**EXERCISE REQUIREMENTS:**
Give back the full listing, character for character, with no pictures.

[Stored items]
---

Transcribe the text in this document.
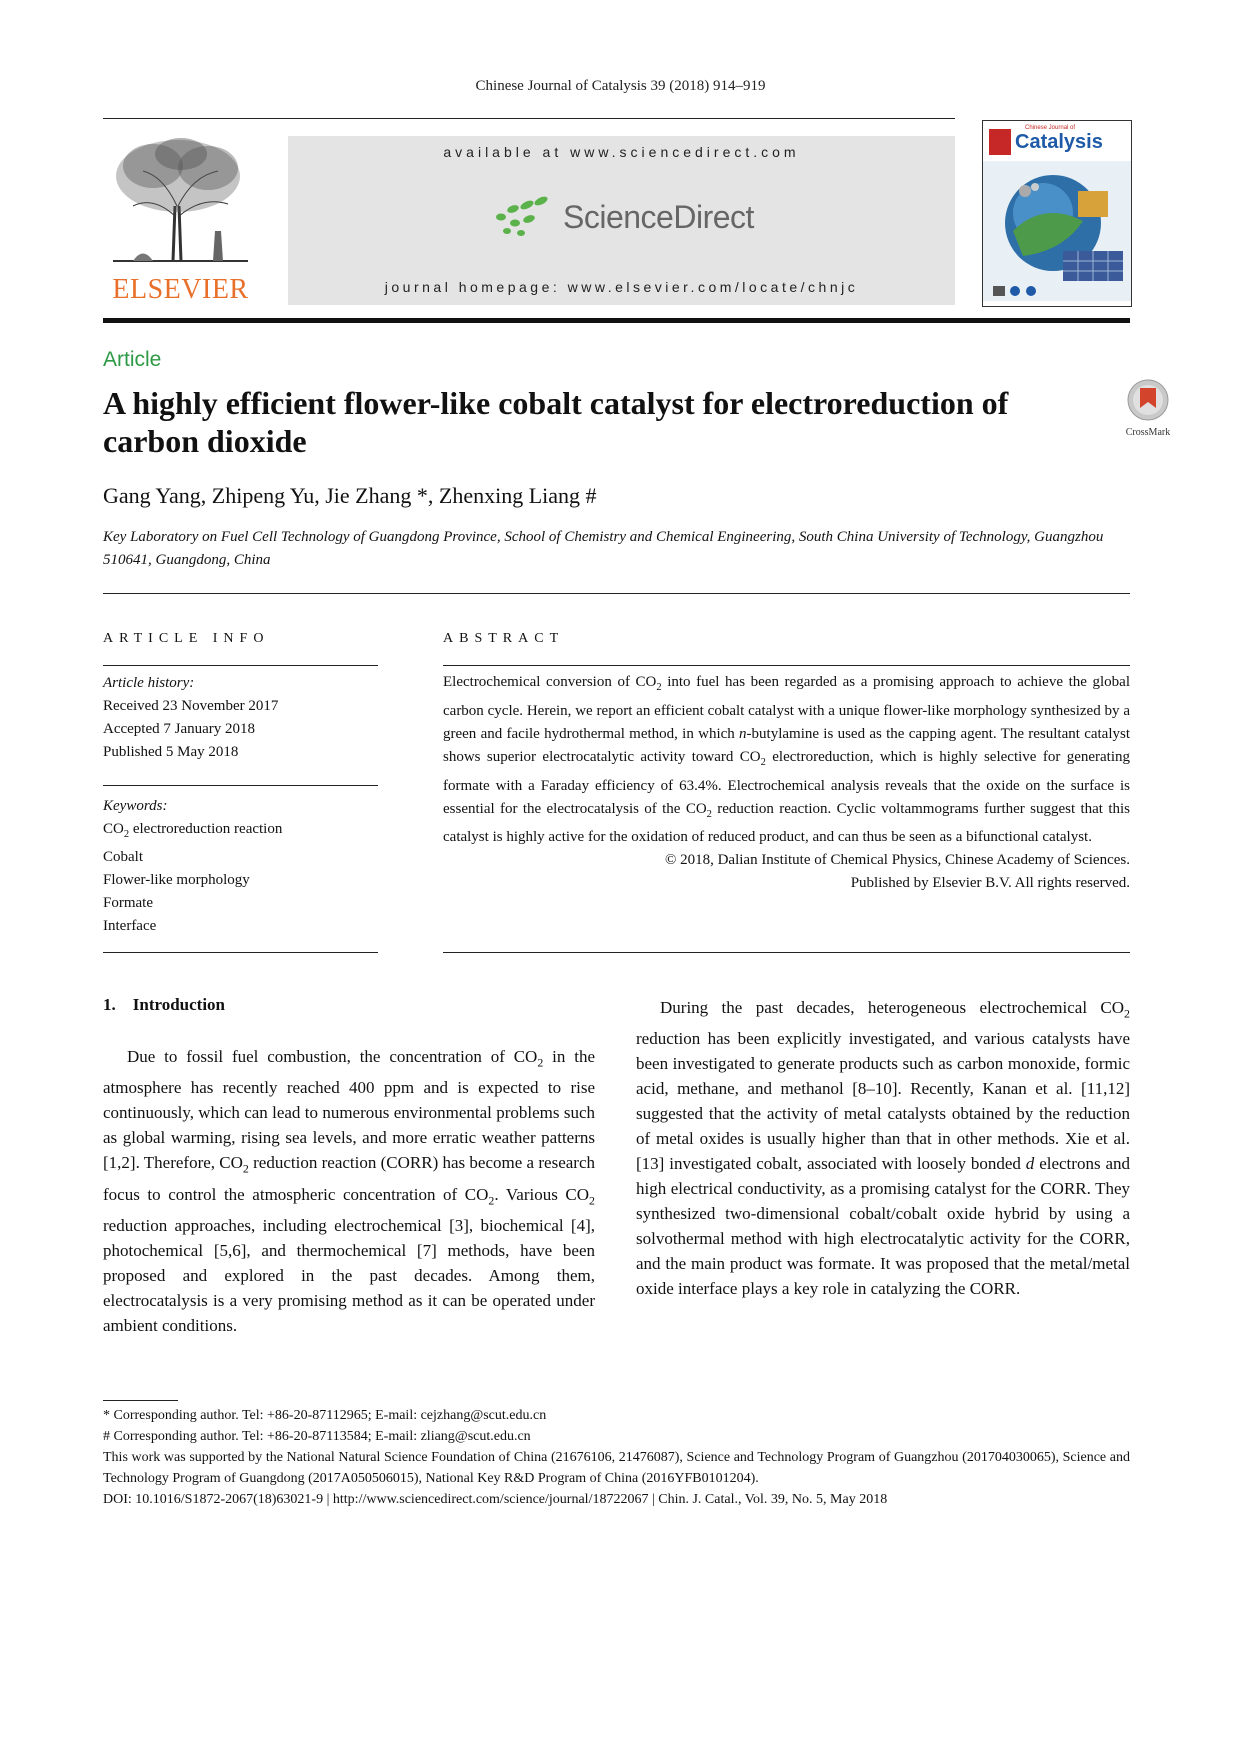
Chinese Journal of Catalysis 39 (2018) 914–919
ELSEVIER
available at www.sciencedirect.com
ScienceDirect
journal homepage: www.elsevier.com/locate/chnjc
Chinese Journal of
Catalysis
Article
A highly efficient flower-like cobalt catalyst for electroreduction of carbon dioxide	CrossMark
Gang Yang, Zhipeng Yu, Jie Zhang *, Zhenxing Liang #
Key Laboratory on Fuel Cell Technology of Guangdong Province, School of Chemistry and Chemical Engineering, South China University of Technology, Guangzhou 510641, Guangdong, China
ARTICLE INFO
Article history:
Received 23 November 2017
Accepted 7 January 2018
Published 5 May 2018
Keywords:
$CO_2$ electroreduction reaction
Cobalt
Flower-like morphology
Formate
Interface
ABSTRACT
Electrochemical conversion of $CO_2$ into fuel has been regarded as a promising approach to achieve the global carbon cycle. Herein, we report an efficient cobalt catalyst with a unique flower-like morphology synthesized by a green and facile hydrothermal method, in which n-butylamine is used as the capping agent. The resultant catalyst shows superior electrocatalytic activity toward $CO_2$ electroreduction, which is highly selective for generating formate with a Faraday efficiency of 63.4%. Electrochemical analysis reveals that the oxide on the surface is essential for the electrocatalysis of the $CO_2$ reduction reaction. Cyclic voltammograms further suggest that this catalyst is highly active for the oxidation of reduced product, and can thus be seen as a bifunctional catalyst.
© 2018, Dalian Institute of Chemical Physics, Chinese Academy of Sciences.
Published by Elsevier B.V. All rights reserved.
1. Introduction
Due to fossil fuel combustion, the concentration of $CO_2$ in the atmosphere has recently reached 400 ppm and is expected to rise continuously, which can lead to numerous environmental problems such as global warming, rising sea levels, and more erratic weather patterns [1,2]. Therefore, $CO_2$ reduction reaction (CORR) has become a research focus to control the atmospheric concentration of $CO_2$. Various $CO_2$ reduction approaches, including electrochemical [3], biochemical [4], photochemical [5,6], and thermochemical [7] methods, have been proposed and explored in the past decades. Among them, electrocatalysis is a very promising method as it can be operated under ambient conditions.
During the past decades, heterogeneous electrochemical $CO_2$ reduction has been explicitly investigated, and various catalysts have been investigated to generate products such as carbon monoxide, formic acid, methane, and methanol [8–10]. Recently, Kanan et al. [11,12] suggested that the activity of metal catalysts obtained by the reduction of metal oxides is usually higher than that in other methods. Xie et al. [13] investigated cobalt, associated with loosely bonded d electrons and high electrical conductivity, as a promising catalyst for the CORR. They synthesized two-dimensional cobalt/cobalt oxide hybrid by using a solvothermal method with high electrocatalytic activity for the CORR, and the main product was formate. It was proposed that the metal/metal oxide interface plays a key role in catalyzing the CORR.
* Corresponding author. Tel: +86-20-87112965; E-mail: cejzhang@scut.edu.cn
# Corresponding author. Tel: +86-20-87113584; E-mail: zliang@scut.edu.cn
This work was supported by the National Natural Science Foundation of China (21676106, 21476087), Science and Technology Program of Guangzhou (201704030065), Science and Technology Program of Guangdong (2017A050506015), National Key R&D Program of China (2016YFB0101204).
DOI: 10.1016/S1872-2067(18)63021-9 | http://www.sciencedirect.com/science/journal/18722067 | Chin. J. Catal., Vol. 39, No. 5, May 2018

---

**RESULT BELOW:**
Transcribe the text in this document.
Chinese Journal of Catalysis 39 (2018) 914–919
ELSEVIER
available at www.sciencedirect.com
ScienceDirect
journal homepage: www.elsevier.com/locate/chnjc
Chinese Journal of
Catalysis
Article
A highly efficient flower-like cobalt catalyst for electroreduction of carbon dioxide	CrossMark
Gang Yang, Zhipeng Yu, Jie Zhang *, Zhenxing Liang #
Key Laboratory on Fuel Cell Technology of Guangdong Province, School of Chemistry and Chemical Engineering, South China University of Technology, Guangzhou 510641, Guangdong, China
ARTICLE INFO
Article history:
Received 23 November 2017
Accepted 7 January 2018
Published 5 May 2018
Keywords:
$CO_2$ electroreduction reaction
Cobalt
Flower-like morphology
Formate
Interface
ABSTRACT
Electrochemical conversion of $CO_2$ into fuel has been regarded as a promising approach to achieve the global carbon cycle. Herein, we report an efficient cobalt catalyst with a unique flower-like morphology synthesized by a green and facile hydrothermal method, in which n-butylamine is used as the capping agent. The resultant catalyst shows superior electrocatalytic activity toward $CO_2$ electroreduction, which is highly selective for generating formate with a Faraday efficiency of 63.4%. Electrochemical analysis reveals that the oxide on the surface is essential for the electrocatalysis of the $CO_2$ reduction reaction. Cyclic voltammograms further suggest that this catalyst is highly active for the oxidation of reduced product, and can thus be seen as a bifunctional catalyst.
© 2018, Dalian Institute of Chemical Physics, Chinese Academy of Sciences.
Published by Elsevier B.V. All rights reserved.
1. Introduction
Due to fossil fuel combustion, the concentration of $CO_2$ in the atmosphere has recently reached 400 ppm and is expected to rise continuously, which can lead to numerous environmental problems such as global warming, rising sea levels, and more erratic weather patterns [1,2]. Therefore, $CO_2$ reduction reaction (CORR) has become a research focus to control the atmospheric concentration of $CO_2$. Various $CO_2$ reduction approaches, including electrochemical [3], biochemical [4], photochemical [5,6], and thermochemical [7] methods, have been proposed and explored in the past decades. Among them, electrocatalysis is a very promising method as it can be operated under ambient conditions.
During the past decades, heterogeneous electrochemical $CO_2$ reduction has been explicitly investigated, and various catalysts have been investigated to generate products such as carbon monoxide, formic acid, methane, and methanol [8–10]. Recently, Kanan et al. [11,12] suggested that the activity of metal catalysts obtained by the reduction of metal oxides is usually higher than that in other methods. Xie et al. [13] investigated cobalt, associated with loosely bonded d electrons and high electrical conductivity, as a promising catalyst for the CORR. They synthesized two-dimensional cobalt/cobalt oxide hybrid by using a solvothermal method with high electrocatalytic activity for the CORR, and the main product was formate. It was proposed that the metal/metal oxide interface plays a key role in catalyzing the CORR.
* Corresponding author. Tel: +86-20-87112965; E-mail: cejzhang@scut.edu.cn
# Corresponding author. Tel: +86-20-87113584; E-mail: zliang@scut.edu.cn
This work was supported by the National Natural Science Foundation of China (21676106, 21476087), Science and Technology Program of Guangzhou (201704030065), Science and Technology Program of Guangdong (2017A050506015), National Key R&D Program of China (2016YFB0101204).
DOI: 10.1016/S1872-2067(18)63021-9 | http://www.sciencedirect.com/science/journal/18722067 | Chin. J. Catal., Vol. 39, No. 5, May 2018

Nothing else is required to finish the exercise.